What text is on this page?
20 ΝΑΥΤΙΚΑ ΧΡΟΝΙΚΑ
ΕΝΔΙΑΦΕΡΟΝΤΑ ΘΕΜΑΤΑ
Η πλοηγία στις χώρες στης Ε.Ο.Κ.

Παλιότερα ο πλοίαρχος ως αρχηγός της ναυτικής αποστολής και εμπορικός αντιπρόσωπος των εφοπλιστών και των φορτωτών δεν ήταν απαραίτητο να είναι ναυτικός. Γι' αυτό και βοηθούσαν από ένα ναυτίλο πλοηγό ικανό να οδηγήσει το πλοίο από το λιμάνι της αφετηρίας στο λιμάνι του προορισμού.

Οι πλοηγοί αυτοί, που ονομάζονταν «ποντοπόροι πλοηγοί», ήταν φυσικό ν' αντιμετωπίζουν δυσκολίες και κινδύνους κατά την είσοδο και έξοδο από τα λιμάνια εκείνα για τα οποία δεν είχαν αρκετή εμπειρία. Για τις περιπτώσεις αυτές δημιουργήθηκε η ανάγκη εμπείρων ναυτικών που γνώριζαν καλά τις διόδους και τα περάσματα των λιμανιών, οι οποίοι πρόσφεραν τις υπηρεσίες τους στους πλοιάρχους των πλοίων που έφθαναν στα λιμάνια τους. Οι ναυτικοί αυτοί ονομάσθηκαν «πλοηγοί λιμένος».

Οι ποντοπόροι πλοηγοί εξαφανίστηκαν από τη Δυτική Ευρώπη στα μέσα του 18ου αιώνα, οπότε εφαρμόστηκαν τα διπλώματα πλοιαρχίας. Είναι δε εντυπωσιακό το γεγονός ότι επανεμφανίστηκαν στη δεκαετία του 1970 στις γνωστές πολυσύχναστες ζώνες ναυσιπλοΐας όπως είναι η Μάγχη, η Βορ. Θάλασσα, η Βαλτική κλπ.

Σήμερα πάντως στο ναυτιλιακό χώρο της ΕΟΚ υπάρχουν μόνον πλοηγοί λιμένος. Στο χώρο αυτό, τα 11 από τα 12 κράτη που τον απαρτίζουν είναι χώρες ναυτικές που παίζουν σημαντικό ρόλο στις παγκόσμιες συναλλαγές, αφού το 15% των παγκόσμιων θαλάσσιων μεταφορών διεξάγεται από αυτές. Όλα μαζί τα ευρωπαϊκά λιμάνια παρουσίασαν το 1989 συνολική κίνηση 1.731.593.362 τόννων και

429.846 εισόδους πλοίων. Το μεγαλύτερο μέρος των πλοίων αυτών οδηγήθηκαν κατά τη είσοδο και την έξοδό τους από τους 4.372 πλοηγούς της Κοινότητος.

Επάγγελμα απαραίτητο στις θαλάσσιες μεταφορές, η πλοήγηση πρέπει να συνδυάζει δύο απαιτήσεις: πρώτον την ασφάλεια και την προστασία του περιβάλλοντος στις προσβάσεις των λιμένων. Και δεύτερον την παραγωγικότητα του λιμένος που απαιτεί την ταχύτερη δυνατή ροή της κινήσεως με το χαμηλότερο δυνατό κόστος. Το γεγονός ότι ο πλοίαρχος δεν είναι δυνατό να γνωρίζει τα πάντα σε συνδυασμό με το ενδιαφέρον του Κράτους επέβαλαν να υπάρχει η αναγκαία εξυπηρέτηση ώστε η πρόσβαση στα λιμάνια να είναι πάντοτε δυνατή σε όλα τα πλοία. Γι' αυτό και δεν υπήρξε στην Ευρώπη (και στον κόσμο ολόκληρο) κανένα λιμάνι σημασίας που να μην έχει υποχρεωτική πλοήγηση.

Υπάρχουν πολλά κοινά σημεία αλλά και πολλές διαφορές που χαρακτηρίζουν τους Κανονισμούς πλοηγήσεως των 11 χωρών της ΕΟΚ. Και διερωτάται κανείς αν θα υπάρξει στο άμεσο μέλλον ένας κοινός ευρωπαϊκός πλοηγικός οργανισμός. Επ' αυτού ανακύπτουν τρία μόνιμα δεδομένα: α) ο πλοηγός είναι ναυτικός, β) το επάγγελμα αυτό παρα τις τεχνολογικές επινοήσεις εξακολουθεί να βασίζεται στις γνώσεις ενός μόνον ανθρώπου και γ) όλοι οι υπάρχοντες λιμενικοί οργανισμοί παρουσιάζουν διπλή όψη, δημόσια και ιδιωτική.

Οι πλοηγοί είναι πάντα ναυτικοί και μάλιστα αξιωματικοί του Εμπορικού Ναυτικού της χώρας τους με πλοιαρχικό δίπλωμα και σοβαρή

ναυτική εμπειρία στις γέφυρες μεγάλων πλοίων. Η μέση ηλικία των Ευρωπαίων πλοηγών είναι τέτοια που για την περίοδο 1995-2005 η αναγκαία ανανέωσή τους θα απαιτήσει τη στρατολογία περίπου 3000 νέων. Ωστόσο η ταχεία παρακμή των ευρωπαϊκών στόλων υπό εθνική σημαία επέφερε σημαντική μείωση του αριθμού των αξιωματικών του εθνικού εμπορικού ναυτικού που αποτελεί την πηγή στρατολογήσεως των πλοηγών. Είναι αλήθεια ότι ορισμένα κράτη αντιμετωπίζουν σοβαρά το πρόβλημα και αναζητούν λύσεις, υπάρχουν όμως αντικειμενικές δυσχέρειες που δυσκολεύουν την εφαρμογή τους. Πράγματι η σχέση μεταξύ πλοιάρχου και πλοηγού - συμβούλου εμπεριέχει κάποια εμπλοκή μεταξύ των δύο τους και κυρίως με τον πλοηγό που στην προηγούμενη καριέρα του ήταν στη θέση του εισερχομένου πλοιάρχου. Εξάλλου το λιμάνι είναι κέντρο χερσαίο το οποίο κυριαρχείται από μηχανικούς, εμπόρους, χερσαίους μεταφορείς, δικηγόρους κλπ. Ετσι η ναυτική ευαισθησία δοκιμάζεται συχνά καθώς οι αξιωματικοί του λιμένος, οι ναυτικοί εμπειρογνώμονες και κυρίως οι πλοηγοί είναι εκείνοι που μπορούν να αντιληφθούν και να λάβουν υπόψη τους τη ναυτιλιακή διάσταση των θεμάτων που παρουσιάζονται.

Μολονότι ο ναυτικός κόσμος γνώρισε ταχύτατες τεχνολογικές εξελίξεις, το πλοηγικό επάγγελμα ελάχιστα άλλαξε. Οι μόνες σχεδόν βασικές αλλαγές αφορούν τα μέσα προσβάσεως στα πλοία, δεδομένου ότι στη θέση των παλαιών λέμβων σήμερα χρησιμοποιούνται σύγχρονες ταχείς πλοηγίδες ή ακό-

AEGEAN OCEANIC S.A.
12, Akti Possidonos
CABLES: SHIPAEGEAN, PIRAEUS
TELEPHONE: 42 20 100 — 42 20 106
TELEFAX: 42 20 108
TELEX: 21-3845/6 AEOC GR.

■ ■ ■

*Do this:* Go through the preceding material and copy each line that has the word "μέσα".

*Correct result:*
Οι ποντοπόροι πλοηγοί εξαφανίστηκαν από τη Δυτική Ευρώπη στα μέσα του 18ου αιώνα, οπότε εφαρμόστηκαν τα διπλώματα πλοιαρχίας. Είναι δε εντυπωσιακό το γεγονός ότι επανεμφανίστηκαν στη δεκαετία του 1970 στις γνωστές πολυσύχναστες ζώνες ναυσιπλοΐας όπως είναι η Μάγχη, η Βορ. Θάλασσα, η Βαλτική κλπ.
Μολονότι ο ναυτικός κόσμος γνώρισε ταχύτατες τεχνολογικές εξελίξεις, το πλοηγικό επάγγελμα ελάχιστα άλλαξε. Οι μόνες σχεδόν βασικές αλλαγές αφορούν τα μέσα προσβάσεως στα πλοία, δεδομένου ότι στη θέση των παλαιών λέμβων σήμερα χρησιμοποιούνται σύγχρονες ταχείς πλοηγίδες ή ακό-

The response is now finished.